● **Stated exercise**:
Gather from the material every line that contains the string "Cloud".
══════════════════════════════
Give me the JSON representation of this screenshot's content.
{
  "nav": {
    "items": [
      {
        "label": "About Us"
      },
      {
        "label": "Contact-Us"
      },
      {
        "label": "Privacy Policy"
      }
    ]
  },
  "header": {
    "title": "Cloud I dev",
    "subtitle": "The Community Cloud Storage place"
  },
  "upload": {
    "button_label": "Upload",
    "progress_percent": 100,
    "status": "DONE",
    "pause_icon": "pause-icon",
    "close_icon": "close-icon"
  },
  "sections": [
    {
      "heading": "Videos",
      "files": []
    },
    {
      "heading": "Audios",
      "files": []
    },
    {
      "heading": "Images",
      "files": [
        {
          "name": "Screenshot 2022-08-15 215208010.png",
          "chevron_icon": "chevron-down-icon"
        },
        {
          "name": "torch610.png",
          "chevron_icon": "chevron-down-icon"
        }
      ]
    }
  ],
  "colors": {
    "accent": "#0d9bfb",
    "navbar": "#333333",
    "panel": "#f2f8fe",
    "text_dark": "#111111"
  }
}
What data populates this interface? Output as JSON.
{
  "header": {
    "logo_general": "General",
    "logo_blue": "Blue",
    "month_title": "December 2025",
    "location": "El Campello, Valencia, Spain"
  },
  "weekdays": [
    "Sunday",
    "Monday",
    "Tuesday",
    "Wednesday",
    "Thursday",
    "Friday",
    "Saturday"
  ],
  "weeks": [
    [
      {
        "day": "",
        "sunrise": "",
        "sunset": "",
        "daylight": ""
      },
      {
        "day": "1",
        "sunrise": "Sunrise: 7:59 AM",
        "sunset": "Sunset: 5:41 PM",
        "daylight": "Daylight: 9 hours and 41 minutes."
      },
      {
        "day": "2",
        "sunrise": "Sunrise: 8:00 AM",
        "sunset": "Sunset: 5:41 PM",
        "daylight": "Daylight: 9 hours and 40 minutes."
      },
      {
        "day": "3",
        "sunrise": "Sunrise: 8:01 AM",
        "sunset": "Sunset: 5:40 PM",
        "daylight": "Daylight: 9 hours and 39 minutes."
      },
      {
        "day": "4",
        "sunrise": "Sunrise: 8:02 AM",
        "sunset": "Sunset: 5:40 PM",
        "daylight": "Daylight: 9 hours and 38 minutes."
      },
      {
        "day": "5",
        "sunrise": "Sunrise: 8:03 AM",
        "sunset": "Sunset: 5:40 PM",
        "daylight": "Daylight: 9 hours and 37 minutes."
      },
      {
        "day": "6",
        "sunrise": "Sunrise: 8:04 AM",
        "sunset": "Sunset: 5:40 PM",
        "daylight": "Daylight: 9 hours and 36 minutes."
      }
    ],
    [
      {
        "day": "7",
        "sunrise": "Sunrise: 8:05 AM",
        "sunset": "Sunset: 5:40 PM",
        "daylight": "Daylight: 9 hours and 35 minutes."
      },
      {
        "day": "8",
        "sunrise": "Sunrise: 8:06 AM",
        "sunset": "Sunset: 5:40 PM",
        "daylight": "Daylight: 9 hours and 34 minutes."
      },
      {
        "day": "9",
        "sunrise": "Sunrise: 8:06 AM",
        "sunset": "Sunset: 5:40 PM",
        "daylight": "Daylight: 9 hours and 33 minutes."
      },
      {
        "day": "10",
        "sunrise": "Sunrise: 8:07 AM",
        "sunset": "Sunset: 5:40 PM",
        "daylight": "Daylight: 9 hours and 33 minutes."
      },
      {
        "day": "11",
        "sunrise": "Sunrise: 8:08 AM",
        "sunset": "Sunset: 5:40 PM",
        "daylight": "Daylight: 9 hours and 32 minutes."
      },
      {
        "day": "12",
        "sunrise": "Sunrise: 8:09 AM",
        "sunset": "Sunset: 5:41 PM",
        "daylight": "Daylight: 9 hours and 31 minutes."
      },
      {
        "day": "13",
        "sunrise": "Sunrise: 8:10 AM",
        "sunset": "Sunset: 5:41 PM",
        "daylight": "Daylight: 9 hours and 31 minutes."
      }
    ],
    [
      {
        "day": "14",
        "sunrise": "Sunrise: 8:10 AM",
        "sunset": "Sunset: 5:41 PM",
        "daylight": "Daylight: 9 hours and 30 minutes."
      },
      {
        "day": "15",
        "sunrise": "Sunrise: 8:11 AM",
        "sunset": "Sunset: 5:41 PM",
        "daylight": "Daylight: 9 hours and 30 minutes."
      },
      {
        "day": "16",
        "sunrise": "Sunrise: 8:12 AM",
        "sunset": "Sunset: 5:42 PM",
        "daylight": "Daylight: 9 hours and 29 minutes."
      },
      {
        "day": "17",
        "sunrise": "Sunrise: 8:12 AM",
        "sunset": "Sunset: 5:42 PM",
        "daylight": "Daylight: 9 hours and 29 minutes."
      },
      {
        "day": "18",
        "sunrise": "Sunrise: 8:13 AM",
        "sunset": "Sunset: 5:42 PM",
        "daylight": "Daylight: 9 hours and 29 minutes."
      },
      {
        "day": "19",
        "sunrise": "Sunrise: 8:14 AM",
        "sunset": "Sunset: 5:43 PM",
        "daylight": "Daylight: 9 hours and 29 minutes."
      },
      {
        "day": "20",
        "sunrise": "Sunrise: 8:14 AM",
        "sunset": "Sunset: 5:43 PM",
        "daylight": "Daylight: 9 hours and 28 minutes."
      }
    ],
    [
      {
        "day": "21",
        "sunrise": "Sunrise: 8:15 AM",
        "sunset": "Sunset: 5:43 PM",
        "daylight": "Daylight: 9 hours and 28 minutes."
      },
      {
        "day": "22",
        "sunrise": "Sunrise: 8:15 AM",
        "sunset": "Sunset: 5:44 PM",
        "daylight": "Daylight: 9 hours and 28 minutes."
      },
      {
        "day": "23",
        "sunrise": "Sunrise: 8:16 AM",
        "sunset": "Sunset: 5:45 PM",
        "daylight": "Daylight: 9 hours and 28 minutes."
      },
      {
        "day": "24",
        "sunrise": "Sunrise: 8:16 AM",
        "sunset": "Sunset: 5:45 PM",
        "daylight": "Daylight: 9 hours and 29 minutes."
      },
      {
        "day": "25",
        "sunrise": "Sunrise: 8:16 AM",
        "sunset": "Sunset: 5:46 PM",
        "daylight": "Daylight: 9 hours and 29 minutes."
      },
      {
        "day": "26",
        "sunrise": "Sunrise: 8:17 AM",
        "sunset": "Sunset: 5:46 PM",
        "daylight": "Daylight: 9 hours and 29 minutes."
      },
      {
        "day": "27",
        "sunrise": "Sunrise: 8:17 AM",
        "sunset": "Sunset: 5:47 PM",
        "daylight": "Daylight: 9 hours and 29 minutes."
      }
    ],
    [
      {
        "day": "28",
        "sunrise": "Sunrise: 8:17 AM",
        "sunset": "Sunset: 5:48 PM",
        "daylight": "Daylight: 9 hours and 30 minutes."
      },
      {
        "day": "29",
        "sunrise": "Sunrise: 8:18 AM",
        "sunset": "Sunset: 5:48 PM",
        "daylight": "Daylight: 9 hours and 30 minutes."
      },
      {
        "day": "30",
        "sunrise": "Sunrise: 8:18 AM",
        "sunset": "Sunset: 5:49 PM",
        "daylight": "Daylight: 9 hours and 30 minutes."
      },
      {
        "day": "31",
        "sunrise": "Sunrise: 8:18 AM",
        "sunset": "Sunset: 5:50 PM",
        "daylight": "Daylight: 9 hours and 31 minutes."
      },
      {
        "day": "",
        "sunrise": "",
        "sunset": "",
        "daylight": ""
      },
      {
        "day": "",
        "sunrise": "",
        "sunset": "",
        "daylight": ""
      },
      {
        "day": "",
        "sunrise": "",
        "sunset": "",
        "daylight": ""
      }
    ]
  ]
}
══════════════════════════════
● **Response**:
    "title": "Cloud I dev",
    "subtitle": "The Community Cloud Storage place"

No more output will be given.